--- What is required ---
Below are the entries; count the lines in them that contain the word "color" and give only the number.

--- Data excerpts ---
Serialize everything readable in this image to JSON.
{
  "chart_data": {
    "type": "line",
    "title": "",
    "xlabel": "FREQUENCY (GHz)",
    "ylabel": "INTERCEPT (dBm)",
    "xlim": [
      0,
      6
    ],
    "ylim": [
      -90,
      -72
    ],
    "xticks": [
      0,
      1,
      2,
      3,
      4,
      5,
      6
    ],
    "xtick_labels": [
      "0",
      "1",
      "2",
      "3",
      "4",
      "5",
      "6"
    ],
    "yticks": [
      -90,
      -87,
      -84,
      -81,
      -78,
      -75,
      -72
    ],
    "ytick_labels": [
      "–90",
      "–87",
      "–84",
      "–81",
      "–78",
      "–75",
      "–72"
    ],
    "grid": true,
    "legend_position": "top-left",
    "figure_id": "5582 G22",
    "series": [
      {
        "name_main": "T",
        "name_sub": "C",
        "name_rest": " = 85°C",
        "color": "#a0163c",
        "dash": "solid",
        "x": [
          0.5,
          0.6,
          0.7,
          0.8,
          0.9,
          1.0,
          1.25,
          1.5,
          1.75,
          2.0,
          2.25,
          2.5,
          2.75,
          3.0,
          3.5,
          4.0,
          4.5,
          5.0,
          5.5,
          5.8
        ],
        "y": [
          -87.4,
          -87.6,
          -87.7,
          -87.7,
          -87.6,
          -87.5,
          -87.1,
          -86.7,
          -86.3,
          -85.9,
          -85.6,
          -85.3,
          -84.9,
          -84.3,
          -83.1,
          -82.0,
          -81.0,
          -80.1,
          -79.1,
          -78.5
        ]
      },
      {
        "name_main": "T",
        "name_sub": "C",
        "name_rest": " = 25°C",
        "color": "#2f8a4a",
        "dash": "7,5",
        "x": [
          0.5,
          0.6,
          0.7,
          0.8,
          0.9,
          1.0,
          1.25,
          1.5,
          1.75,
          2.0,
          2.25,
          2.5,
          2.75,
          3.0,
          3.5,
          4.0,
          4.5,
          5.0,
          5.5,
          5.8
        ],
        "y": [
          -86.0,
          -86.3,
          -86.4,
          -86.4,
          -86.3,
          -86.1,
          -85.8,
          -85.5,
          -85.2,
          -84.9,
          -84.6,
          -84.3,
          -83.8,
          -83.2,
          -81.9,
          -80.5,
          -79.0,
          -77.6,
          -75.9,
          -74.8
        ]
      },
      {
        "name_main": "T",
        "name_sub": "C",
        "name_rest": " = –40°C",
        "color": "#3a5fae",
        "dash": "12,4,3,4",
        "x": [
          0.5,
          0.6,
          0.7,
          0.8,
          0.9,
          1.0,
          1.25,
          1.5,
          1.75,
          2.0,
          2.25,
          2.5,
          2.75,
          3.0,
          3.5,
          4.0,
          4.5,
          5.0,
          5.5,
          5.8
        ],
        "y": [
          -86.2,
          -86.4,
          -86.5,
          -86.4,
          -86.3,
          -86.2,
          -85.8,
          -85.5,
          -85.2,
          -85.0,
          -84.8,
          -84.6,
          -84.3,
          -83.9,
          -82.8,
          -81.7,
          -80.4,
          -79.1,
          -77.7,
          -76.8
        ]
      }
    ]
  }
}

--- Result below ---
3